**Short task**
Among the lines listed below, count those that include the string "variable", and state only the count.

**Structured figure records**
◆ ◆ ◆ ◆ ◆ ◆ ◆

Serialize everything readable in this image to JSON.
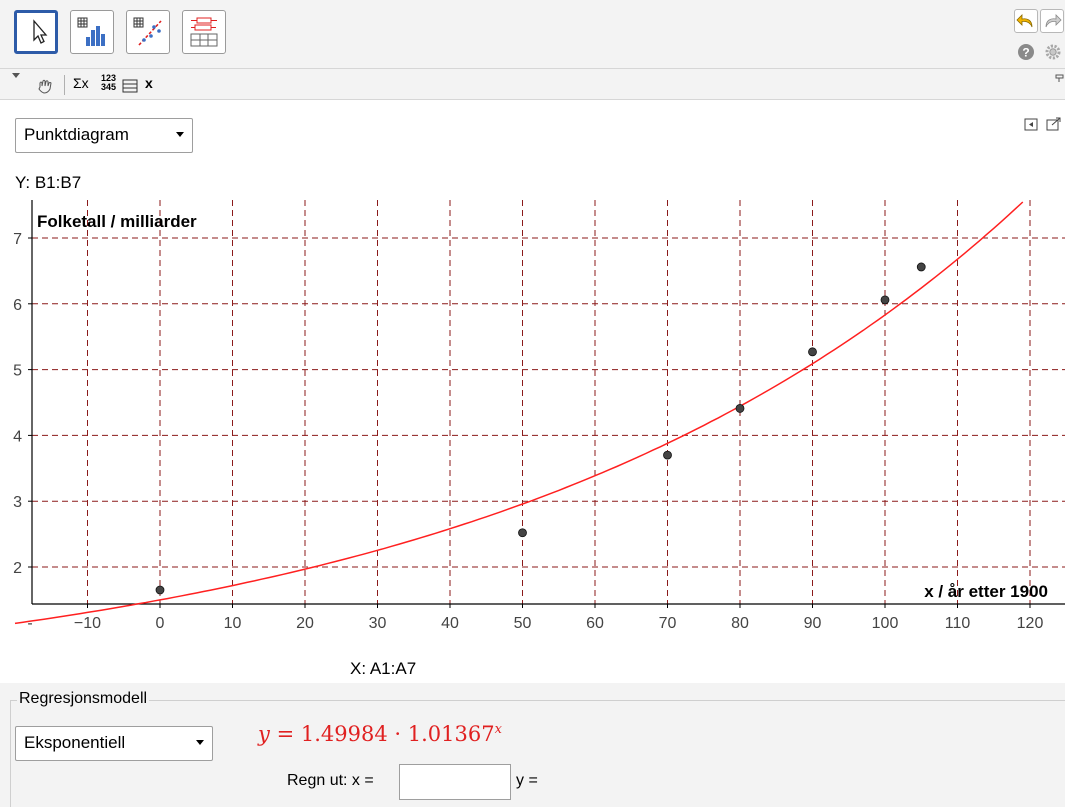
{
  "toolbar": {
    "tools": [
      {
        "name": "move-tool",
        "icon": "pointer-arrow-icon",
        "active": true
      },
      {
        "name": "one-variable-tool",
        "icon": "histogram-icon",
        "active": false
      },
      {
        "name": "two-variable-tool",
        "icon": "scatter-regression-icon",
        "active": false
      },
      {
        "name": "multi-variable-tool",
        "icon": "boxplots-icon",
        "active": false
      }
    ],
    "undo_icon": "undo-arrow-icon",
    "redo_icon": "redo-arrow-icon",
    "help_icon": "help-icon",
    "settings_icon": "gear-icon"
  },
  "subbar": {
    "sigma_label": "Σx",
    "digits_top": "123",
    "digits_bottom": "345",
    "x_label": "x"
  },
  "plot_type": {
    "selected": "Punktdiagram"
  },
  "y_source": "Y:  B1:B7",
  "x_source": "X:  A1:A7",
  "chart_data": {
    "type": "scatter",
    "title": "",
    "xlabel": "x / år etter 1900",
    "ylabel": "Folketall / milliarder",
    "xlim": [
      -17,
      122
    ],
    "ylim": [
      1.3,
      7.4
    ],
    "xticks": [
      "-",
      "−10",
      "0",
      "10",
      "20",
      "30",
      "40",
      "50",
      "60",
      "70",
      "80",
      "90",
      "100",
      "110",
      "120"
    ],
    "yticks": [
      "2",
      "3",
      "4",
      "5",
      "6",
      "7"
    ],
    "grid": true,
    "points": [
      {
        "x": 0,
        "y": 1.65
      },
      {
        "x": 50,
        "y": 2.52
      },
      {
        "x": 70,
        "y": 3.7
      },
      {
        "x": 80,
        "y": 4.41
      },
      {
        "x": 90,
        "y": 5.27
      },
      {
        "x": 100,
        "y": 6.06
      },
      {
        "x": 105,
        "y": 6.56
      }
    ],
    "regression": {
      "model": "exponential",
      "a": 1.49984,
      "b": 1.01367
    },
    "colors": {
      "grid": "#8b1a1a",
      "curve": "#ff2020",
      "points": "#444444",
      "axis": "#000000"
    }
  },
  "regression_panel": {
    "legend": "Regresjonsmodell",
    "model_selected": "Eksponentiell",
    "formula_lhs": "y",
    "formula_eq": "=",
    "formula_a": "1.49984",
    "formula_dot": "·",
    "formula_b": "1.01367",
    "formula_exp": "x",
    "compute_label": "Regn ut:  x =",
    "x_value": "",
    "y_label": "y ="
  }
}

◆ ◆ ◆ ◆ ◆ ◆ ◆

**Response**
3